Return each line of the listing that contains the string "name".

+++

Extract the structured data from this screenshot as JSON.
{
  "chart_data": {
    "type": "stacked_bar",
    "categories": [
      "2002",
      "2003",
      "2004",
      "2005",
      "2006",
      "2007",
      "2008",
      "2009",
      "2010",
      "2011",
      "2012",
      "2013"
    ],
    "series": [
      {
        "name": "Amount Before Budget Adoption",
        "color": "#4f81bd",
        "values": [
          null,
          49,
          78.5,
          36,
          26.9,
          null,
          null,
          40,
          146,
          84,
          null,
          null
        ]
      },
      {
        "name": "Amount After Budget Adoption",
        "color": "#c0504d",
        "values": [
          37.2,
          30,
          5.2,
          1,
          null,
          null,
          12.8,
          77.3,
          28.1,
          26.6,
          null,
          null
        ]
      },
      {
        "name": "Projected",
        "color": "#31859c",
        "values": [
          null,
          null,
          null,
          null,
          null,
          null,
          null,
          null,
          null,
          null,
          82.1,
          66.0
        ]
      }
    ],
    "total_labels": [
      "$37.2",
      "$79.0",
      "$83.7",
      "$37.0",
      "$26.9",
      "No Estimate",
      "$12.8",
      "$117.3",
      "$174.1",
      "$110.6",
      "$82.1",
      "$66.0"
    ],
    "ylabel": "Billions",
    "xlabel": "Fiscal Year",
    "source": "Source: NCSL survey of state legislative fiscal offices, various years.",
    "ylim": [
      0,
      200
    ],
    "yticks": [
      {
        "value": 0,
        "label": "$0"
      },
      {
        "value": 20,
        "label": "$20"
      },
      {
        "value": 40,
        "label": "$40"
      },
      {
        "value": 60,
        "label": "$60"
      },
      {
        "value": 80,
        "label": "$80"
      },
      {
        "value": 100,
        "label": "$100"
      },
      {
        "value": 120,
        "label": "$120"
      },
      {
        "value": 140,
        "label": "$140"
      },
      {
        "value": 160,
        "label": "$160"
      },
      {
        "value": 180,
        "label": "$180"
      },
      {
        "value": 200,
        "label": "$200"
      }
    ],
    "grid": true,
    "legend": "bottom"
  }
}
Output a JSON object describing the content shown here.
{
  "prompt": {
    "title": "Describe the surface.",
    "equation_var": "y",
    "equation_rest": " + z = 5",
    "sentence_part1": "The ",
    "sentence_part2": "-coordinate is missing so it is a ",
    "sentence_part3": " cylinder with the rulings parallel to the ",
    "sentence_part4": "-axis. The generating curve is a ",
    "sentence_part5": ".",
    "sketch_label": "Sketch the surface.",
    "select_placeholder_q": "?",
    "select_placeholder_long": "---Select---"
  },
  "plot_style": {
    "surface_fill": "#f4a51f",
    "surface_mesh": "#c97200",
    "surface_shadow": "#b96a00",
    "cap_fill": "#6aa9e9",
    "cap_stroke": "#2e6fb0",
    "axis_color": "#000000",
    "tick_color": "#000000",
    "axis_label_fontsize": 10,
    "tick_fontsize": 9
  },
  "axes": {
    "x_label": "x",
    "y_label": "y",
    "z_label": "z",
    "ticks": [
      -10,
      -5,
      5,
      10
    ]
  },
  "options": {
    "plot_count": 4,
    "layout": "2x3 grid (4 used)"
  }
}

+++

Response ▸
        "name": "Amount Before Budget Adoption",
        "name": "Amount After Budget Adoption",
        "name": "Projected",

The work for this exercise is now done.